→ **REQUISITOS**:
(1) Según el fragmento del documento, ¿por qué la prueba de adecuación de una obra nueva solo puede aplicarse lenta y cautelosamente? Responde en una a tres oraciones.
(2) Muestra, copiadas sin cambios, todas las líneas de las filas que contienen la cadena "value".

→ **FRAGMENTO DEL DOCUMENTO**:
----------------
Desde un cierto ángulo, también estará consciente de que inevitablemente se le deberá juzgar de acuerdo con los estándares del pasado. Digo que según éstos se le juzgará, no se le mutilará; no se le juzgará tan bueno como los muertos, o mejor o peor que ellos; y desde luego, no se le juzgará de acuerdo con cánones de crítica en desuso. Se emitirá un juicio, una comparación, en los cuales dos cosas se midan una a la otra. Adecuarse solamente sería para la nueva obra no adecuarse del todo; al no ser nueva, una obra de arte no sería tal. Y nótese que no consideramos que lo nuevo sea más valioso porque logre adecuarse; pero su adecuación es una prueba de su valor, una prueba, claro está, que sólo se puede aplicar lenta y cautelosamente, pues ninguno de nosotros es juez infalible de la conformidad. Decimos: parece adecuarse, y es quizá individual, o parece individual, y acaso se adecue; pero difícilmente hallaremos que es una y no la otra.
----------------
→ **FILAS DE DATOS**:
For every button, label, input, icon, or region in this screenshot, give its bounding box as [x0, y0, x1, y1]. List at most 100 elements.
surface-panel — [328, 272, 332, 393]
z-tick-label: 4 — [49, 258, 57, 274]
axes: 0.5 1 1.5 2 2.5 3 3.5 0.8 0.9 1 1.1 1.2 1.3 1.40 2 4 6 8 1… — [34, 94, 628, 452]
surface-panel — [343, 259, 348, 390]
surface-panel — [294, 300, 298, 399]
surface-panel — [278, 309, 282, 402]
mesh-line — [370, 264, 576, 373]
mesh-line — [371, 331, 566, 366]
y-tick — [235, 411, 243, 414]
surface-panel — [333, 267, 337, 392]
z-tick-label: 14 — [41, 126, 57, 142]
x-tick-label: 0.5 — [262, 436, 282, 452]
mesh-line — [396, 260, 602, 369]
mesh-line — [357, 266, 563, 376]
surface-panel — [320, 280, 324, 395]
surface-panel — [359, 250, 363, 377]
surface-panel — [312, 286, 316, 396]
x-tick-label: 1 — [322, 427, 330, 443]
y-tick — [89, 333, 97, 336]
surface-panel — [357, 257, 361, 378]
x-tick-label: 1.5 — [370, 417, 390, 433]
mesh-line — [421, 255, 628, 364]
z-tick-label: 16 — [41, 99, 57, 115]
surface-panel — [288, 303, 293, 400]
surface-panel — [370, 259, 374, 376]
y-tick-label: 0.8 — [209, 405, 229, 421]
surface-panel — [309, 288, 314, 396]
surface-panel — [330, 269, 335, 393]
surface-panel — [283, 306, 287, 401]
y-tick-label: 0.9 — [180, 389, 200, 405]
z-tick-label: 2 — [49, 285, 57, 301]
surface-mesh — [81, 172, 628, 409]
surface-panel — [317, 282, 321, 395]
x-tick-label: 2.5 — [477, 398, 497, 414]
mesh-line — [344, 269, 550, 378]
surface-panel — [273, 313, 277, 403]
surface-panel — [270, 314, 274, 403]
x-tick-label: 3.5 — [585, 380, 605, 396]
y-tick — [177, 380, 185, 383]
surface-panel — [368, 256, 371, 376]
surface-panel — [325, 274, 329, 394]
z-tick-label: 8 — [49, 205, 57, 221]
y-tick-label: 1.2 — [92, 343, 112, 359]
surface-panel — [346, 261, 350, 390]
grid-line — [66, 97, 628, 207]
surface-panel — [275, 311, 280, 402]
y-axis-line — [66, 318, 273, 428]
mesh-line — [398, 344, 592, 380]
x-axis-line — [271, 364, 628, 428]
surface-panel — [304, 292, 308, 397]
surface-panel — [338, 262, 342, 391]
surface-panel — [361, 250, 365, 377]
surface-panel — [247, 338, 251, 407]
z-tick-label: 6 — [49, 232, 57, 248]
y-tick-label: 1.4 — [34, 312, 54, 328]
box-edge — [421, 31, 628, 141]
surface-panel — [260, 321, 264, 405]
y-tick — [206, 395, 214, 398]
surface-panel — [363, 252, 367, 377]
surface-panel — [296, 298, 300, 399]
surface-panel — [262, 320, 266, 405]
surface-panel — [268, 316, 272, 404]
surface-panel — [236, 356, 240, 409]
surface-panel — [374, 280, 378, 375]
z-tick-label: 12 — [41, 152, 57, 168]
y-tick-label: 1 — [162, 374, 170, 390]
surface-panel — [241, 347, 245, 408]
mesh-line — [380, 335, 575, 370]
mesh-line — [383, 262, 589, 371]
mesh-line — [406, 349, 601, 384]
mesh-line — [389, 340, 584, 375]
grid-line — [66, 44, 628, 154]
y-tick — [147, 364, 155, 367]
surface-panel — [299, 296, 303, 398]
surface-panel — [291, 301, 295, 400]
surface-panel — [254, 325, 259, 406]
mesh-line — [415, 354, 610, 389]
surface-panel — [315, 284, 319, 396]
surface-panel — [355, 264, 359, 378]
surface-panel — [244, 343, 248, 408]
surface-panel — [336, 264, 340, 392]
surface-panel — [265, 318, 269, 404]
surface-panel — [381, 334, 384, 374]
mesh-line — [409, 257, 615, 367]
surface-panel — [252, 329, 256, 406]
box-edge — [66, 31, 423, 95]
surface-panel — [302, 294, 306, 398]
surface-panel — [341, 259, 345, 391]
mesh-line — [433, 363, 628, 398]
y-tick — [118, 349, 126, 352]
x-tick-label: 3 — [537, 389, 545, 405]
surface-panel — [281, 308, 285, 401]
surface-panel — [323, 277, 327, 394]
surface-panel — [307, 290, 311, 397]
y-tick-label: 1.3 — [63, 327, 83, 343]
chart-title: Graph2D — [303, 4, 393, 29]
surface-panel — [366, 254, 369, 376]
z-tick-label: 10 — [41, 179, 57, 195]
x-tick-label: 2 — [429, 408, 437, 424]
----------------
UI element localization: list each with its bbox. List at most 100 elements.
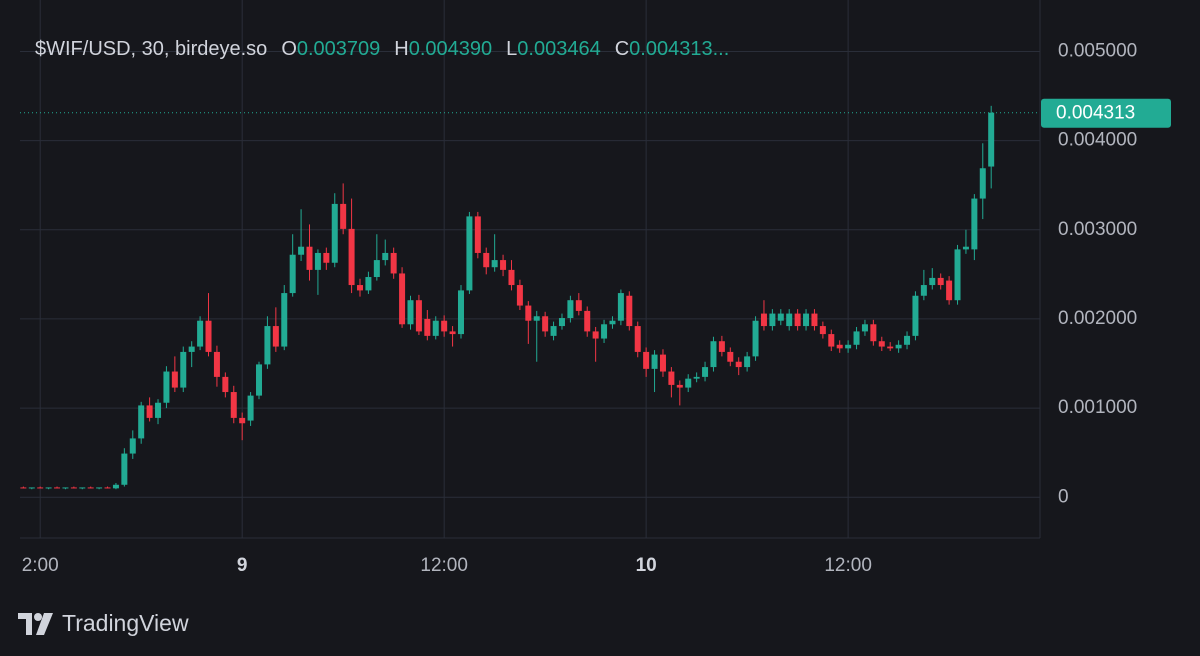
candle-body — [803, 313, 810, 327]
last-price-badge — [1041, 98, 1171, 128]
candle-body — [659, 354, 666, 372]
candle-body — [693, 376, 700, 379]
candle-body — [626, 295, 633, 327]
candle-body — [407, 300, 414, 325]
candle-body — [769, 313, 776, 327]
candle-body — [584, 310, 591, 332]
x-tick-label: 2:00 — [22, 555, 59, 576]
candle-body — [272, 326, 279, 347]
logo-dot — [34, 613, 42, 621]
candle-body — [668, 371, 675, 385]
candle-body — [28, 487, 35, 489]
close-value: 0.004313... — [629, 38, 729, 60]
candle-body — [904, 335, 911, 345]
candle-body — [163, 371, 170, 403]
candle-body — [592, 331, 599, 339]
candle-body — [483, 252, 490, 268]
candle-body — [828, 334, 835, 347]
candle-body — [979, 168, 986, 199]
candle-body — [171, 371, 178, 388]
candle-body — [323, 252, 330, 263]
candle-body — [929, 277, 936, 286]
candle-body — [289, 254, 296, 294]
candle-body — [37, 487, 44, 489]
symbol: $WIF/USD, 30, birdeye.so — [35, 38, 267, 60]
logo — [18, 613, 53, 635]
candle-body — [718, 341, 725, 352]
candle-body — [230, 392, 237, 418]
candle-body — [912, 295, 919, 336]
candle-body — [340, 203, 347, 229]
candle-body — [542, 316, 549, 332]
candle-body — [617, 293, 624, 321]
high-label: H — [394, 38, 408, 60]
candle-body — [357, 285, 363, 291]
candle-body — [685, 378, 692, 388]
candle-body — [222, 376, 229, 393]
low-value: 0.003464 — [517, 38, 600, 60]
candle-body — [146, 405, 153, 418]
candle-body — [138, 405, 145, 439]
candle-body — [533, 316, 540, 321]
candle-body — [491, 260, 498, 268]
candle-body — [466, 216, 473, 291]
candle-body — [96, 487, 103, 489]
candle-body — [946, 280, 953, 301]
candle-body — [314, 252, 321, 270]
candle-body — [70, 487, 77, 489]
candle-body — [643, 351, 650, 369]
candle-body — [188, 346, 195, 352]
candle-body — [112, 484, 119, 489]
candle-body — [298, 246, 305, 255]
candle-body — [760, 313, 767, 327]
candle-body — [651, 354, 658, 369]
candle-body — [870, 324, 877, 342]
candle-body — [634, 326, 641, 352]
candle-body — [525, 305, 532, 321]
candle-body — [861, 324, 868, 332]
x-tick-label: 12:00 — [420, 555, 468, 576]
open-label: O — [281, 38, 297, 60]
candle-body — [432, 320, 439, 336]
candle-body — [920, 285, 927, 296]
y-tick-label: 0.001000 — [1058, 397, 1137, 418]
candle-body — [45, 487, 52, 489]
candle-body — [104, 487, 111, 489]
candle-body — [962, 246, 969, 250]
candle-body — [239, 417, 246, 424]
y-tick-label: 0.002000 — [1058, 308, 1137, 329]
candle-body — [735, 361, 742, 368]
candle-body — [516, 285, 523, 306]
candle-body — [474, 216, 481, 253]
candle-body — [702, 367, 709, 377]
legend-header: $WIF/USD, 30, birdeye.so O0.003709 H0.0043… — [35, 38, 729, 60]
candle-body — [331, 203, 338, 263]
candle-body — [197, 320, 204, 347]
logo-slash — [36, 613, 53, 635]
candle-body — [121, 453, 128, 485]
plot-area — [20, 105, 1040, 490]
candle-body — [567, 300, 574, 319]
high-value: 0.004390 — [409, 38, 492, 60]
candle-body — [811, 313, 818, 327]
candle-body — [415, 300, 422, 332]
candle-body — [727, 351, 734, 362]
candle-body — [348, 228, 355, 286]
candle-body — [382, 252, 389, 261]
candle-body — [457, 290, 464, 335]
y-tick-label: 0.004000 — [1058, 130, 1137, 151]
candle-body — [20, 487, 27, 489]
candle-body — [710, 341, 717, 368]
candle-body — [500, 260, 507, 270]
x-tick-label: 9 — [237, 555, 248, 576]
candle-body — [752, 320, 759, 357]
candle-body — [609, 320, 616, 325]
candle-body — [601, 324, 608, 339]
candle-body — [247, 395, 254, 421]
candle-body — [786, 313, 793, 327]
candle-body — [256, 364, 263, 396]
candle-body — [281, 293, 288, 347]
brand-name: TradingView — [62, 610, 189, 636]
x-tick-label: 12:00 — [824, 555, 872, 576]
----------------
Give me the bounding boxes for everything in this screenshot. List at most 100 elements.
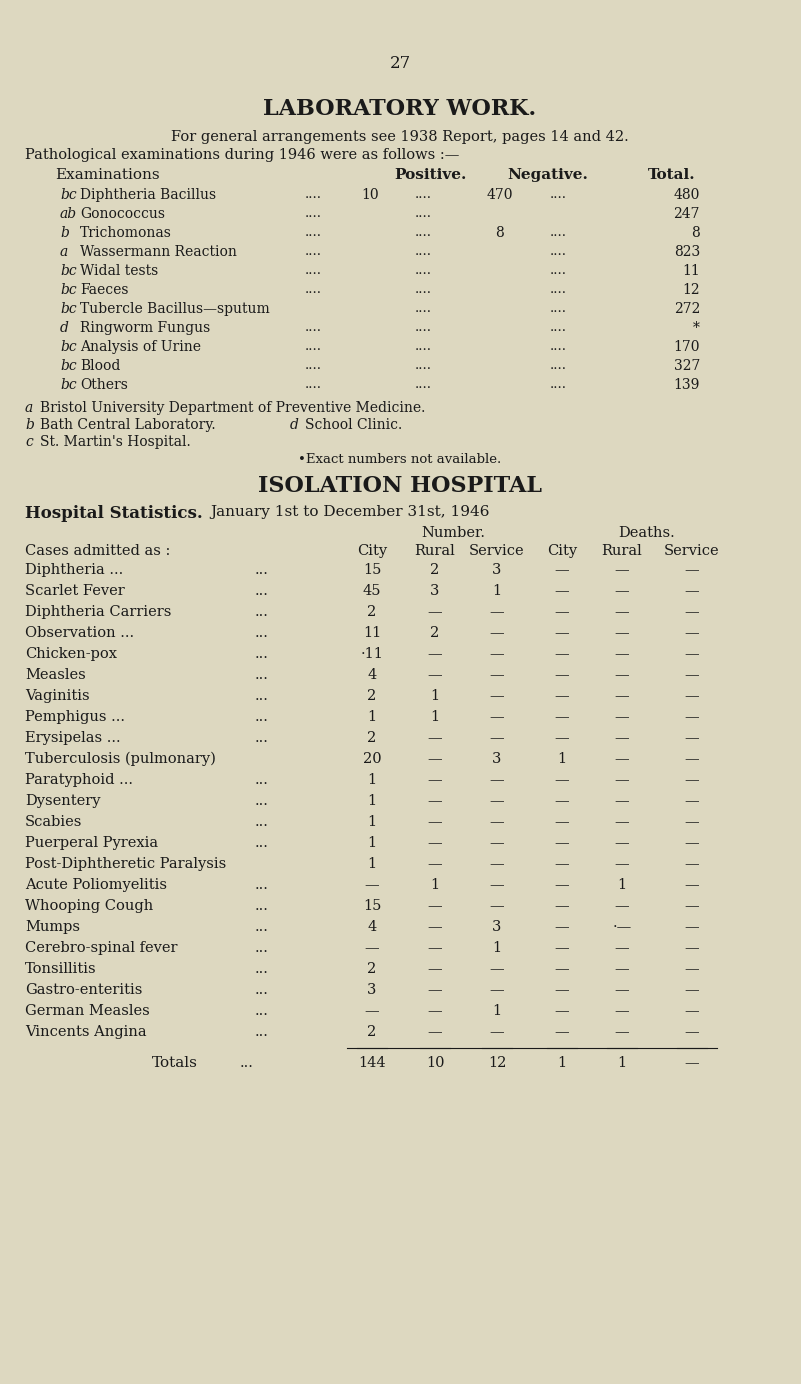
----------------
→ **RESPUESTAS POR TAREA**:
(1) Porque ninguno de nosotros es juez infalible de la conformidad. Por eso la adecuación, que es una prueba del valor de la obra nueva, solo puede aplicarse lenta y cautelosamente.

(2)
close-value: 0.004313... — [629, 38, 729, 60]
low-value: 0.003464 — [517, 38, 600, 60]
high-value: 0.004390 — [409, 38, 492, 60]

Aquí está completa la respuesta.